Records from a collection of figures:
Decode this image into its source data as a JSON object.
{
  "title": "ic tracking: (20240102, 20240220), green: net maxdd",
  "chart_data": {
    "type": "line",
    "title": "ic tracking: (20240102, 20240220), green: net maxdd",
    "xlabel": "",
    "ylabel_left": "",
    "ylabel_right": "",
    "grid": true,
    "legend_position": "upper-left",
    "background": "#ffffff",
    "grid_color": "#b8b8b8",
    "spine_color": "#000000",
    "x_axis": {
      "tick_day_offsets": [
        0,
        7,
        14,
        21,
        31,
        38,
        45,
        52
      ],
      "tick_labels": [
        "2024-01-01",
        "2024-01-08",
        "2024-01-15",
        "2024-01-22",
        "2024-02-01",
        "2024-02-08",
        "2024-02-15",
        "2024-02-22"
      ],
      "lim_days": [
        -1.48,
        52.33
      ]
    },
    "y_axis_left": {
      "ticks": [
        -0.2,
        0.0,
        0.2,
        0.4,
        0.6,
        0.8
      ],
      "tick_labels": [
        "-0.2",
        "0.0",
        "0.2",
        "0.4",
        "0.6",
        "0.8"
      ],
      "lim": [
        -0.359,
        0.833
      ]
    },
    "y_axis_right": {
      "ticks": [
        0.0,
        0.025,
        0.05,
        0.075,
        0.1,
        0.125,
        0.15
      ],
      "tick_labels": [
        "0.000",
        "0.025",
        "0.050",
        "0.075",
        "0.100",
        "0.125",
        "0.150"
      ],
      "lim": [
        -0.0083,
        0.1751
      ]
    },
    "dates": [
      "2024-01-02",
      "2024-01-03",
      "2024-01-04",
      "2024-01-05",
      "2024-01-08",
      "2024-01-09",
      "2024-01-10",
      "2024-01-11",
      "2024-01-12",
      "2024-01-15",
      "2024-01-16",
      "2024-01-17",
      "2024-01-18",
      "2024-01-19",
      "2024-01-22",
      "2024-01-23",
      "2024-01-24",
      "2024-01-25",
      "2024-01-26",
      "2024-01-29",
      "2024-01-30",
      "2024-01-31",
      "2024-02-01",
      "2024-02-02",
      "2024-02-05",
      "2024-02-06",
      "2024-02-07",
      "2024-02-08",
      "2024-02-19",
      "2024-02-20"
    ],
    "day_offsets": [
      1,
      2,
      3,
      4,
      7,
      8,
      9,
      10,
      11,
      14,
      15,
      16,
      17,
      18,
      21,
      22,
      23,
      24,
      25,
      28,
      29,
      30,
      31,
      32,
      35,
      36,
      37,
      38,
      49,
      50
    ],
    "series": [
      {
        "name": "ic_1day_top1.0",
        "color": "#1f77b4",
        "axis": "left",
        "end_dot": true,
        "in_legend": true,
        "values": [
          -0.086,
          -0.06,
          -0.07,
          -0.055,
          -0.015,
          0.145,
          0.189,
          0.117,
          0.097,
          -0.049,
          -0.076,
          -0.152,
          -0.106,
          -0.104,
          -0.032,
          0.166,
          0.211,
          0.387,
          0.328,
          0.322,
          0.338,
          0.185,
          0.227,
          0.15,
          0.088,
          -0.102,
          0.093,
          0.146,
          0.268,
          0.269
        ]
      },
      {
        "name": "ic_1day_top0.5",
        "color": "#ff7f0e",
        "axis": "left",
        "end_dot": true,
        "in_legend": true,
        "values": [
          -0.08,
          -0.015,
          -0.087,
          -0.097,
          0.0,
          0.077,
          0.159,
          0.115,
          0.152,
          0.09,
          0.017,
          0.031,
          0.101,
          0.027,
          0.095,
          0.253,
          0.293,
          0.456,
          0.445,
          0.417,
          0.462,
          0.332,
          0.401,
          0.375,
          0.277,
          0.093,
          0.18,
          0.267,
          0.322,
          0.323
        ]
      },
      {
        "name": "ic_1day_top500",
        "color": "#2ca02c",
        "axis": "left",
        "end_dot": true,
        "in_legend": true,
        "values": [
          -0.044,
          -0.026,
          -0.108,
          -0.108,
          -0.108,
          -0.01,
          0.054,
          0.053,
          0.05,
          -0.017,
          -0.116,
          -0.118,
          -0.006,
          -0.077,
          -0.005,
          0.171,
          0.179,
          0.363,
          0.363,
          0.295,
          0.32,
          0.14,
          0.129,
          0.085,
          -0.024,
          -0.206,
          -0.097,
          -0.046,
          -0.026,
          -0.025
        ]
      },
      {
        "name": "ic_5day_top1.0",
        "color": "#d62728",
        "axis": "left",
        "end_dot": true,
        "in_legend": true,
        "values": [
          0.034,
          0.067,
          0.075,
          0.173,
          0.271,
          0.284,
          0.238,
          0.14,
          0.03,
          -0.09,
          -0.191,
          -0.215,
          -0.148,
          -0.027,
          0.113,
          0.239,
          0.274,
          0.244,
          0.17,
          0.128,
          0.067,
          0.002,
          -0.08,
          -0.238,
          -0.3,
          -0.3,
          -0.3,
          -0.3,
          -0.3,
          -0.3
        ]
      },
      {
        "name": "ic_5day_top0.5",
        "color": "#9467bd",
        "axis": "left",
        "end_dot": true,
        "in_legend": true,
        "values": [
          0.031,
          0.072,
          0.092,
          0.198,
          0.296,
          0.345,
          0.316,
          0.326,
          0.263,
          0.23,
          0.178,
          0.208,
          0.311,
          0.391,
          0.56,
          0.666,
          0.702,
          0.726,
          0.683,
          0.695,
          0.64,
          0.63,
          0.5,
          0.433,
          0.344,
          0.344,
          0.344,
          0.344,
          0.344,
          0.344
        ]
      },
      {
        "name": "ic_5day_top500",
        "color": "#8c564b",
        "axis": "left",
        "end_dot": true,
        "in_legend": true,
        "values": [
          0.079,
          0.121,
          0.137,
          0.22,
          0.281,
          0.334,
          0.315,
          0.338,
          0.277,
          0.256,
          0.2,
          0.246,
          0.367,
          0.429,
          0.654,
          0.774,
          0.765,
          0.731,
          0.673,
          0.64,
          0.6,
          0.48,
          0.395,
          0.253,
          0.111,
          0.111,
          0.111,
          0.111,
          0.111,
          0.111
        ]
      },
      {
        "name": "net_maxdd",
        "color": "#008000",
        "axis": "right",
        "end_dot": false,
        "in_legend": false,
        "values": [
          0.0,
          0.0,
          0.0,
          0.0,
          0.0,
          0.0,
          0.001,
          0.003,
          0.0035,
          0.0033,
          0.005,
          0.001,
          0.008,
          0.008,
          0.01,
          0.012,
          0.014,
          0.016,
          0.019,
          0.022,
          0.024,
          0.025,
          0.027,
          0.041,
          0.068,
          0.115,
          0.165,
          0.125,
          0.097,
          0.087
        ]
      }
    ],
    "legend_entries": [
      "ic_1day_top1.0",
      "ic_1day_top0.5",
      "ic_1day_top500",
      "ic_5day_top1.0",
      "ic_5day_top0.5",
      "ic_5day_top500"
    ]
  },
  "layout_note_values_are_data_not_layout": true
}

■ Task to complete ■
Return each entry from above without altering a single character.

■ Task response ■
Decode this image into its source data as a JSON object.
{
  "title": "ic tracking: (20240102, 20240220), green: net maxdd",
  "chart_data": {
    "type": "line",
    "title": "ic tracking: (20240102, 20240220), green: net maxdd",
    "xlabel": "",
    "ylabel_left": "",
    "ylabel_right": "",
    "grid": true,
    "legend_position": "upper-left",
    "background": "#ffffff",
    "grid_color": "#b8b8b8",
    "spine_color": "#000000",
    "x_axis": {
      "tick_day_offsets": [
        0,
        7,
        14,
        21,
        31,
        38,
        45,
        52
      ],
      "tick_labels": [
        "2024-01-01",
        "2024-01-08",
        "2024-01-15",
        "2024-01-22",
        "2024-02-01",
        "2024-02-08",
        "2024-02-15",
        "2024-02-22"
      ],
      "lim_days": [
        -1.48,
        52.33
      ]
    },
    "y_axis_left": {
      "ticks": [
        -0.2,
        0.0,
        0.2,
        0.4,
        0.6,
        0.8
      ],
      "tick_labels": [
        "-0.2",
        "0.0",
        "0.2",
        "0.4",
        "0.6",
        "0.8"
      ],
      "lim": [
        -0.359,
        0.833
      ]
    },
    "y_axis_right": {
      "ticks": [
        0.0,
        0.025,
        0.05,
        0.075,
        0.1,
        0.125,
        0.15
      ],
      "tick_labels": [
        "0.000",
        "0.025",
        "0.050",
        "0.075",
        "0.100",
        "0.125",
        "0.150"
      ],
      "lim": [
        -0.0083,
        0.1751
      ]
    },
    "dates": [
      "2024-01-02",
      "2024-01-03",
      "2024-01-04",
      "2024-01-05",
      "2024-01-08",
      "2024-01-09",
      "2024-01-10",
      "2024-01-11",
      "2024-01-12",
      "2024-01-15",
      "2024-01-16",
      "2024-01-17",
      "2024-01-18",
      "2024-01-19",
      "2024-01-22",
      "2024-01-23",
      "2024-01-24",
      "2024-01-25",
      "2024-01-26",
      "2024-01-29",
      "2024-01-30",
      "2024-01-31",
      "2024-02-01",
      "2024-02-02",
      "2024-02-05",
      "2024-02-06",
      "2024-02-07",
      "2024-02-08",
      "2024-02-19",
      "2024-02-20"
    ],
    "day_offsets": [
      1,
      2,
      3,
      4,
      7,
      8,
      9,
      10,
      11,
      14,
      15,
      16,
      17,
      18,
      21,
      22,
      23,
      24,
      25,
      28,
      29,
      30,
      31,
      32,
      35,
      36,
      37,
      38,
      49,
      50
    ],
    "series": [
      {
        "name": "ic_1day_top1.0",
        "color": "#1f77b4",
        "axis": "left",
        "end_dot": true,
        "in_legend": true,
        "values": [
          -0.086,
          -0.06,
          -0.07,
          -0.055,
          -0.015,
          0.145,
          0.189,
          0.117,
          0.097,
          -0.049,
          -0.076,
          -0.152,
          -0.106,
          -0.104,
          -0.032,
          0.166,
          0.211,
          0.387,
          0.328,
          0.322,
          0.338,
          0.185,
          0.227,
          0.15,
          0.088,
          -0.102,
          0.093,
          0.146,
          0.268,
          0.269
        ]
      },
      {
        "name": "ic_1day_top0.5",
        "color": "#ff7f0e",
        "axis": "left",
        "end_dot": true,
        "in_legend": true,
        "values": [
          -0.08,
          -0.015,
          -0.087,
          -0.097,
          0.0,
          0.077,
          0.159,
          0.115,
          0.152,
          0.09,
          0.017,
          0.031,
          0.101,
          0.027,
          0.095,
          0.253,
          0.293,
          0.456,
          0.445,
          0.417,
          0.462,
          0.332,
          0.401,
          0.375,
          0.277,
          0.093,
          0.18,
          0.267,
          0.322,
          0.323
        ]
      },
      {
        "name": "ic_1day_top500",
        "color": "#2ca02c",
        "axis": "left",
        "end_dot": true,
        "in_legend": true,
        "values": [
          -0.044,
          -0.026,
          -0.108,
          -0.108,
          -0.108,
          -0.01,
          0.054,
          0.053,
          0.05,
          -0.017,
          -0.116,
          -0.118,
          -0.006,
          -0.077,
          -0.005,
          0.171,
          0.179,
          0.363,
          0.363,
          0.295,
          0.32,
          0.14,
          0.129,
          0.085,
          -0.024,
          -0.206,
          -0.097,
          -0.046,
          -0.026,
          -0.025
        ]
      },
      {
        "name": "ic_5day_top1.0",
        "color": "#d62728",
        "axis": "left",
        "end_dot": true,
        "in_legend": true,
        "values": [
          0.034,
          0.067,
          0.075,
          0.173,
          0.271,
          0.284,
          0.238,
          0.14,
          0.03,
          -0.09,
          -0.191,
          -0.215,
          -0.148,
          -0.027,
          0.113,
          0.239,
          0.274,
          0.244,
          0.17,
          0.128,
          0.067,
          0.002,
          -0.08,
          -0.238,
          -0.3,
          -0.3,
          -0.3,
          -0.3,
          -0.3,
          -0.3
        ]
      },
      {
        "name": "ic_5day_top0.5",
        "color": "#9467bd",
        "axis": "left",
        "end_dot": true,
        "in_legend": true,
        "values": [
          0.031,
          0.072,
          0.092,
          0.198,
          0.296,
          0.345,
          0.316,
          0.326,
          0.263,
          0.23,
          0.178,
          0.208,
          0.311,
          0.391,
          0.56,
          0.666,
          0.702,
          0.726,
          0.683,
          0.695,
          0.64,
          0.63,
          0.5,
          0.433,
          0.344,
          0.344,
          0.344,
          0.344,
          0.344,
          0.344
        ]
      },
      {
        "name": "ic_5day_top500",
        "color": "#8c564b",
        "axis": "left",
        "end_dot": true,
        "in_legend": true,
        "values": [
          0.079,
          0.121,
          0.137,
          0.22,
          0.281,
          0.334,
          0.315,
          0.338,
          0.277,
          0.256,
          0.2,
          0.246,
          0.367,
          0.429,
          0.654,
          0.774,
          0.765,
          0.731,
          0.673,
          0.64,
          0.6,
          0.48,
          0.395,
          0.253,
          0.111,
          0.111,
          0.111,
          0.111,
          0.111,
          0.111
        ]
      },
      {
        "name": "net_maxdd",
        "color": "#008000",
        "axis": "right",
        "end_dot": false,
        "in_legend": false,
        "values": [
          0.0,
          0.0,
          0.0,
          0.0,
          0.0,
          0.0,
          0.001,
          0.003,
          0.0035,
          0.0033,
          0.005,
          0.001,
          0.008,
          0.008,
          0.01,
          0.012,
          0.014,
          0.016,
          0.019,
          0.022,
          0.024,
          0.025,
          0.027,
          0.041,
          0.068,
          0.115,
          0.165,
          0.125,
          0.097,
          0.087
        ]
      }
    ],
    "legend_entries": [
      "ic_1day_top1.0",
      "ic_1day_top0.5",
      "ic_1day_top500",
      "ic_5day_top1.0",
      "ic_5day_top0.5",
      "ic_5day_top500"
    ]
  },
  "layout_note_values_are_data_not_layout": true
}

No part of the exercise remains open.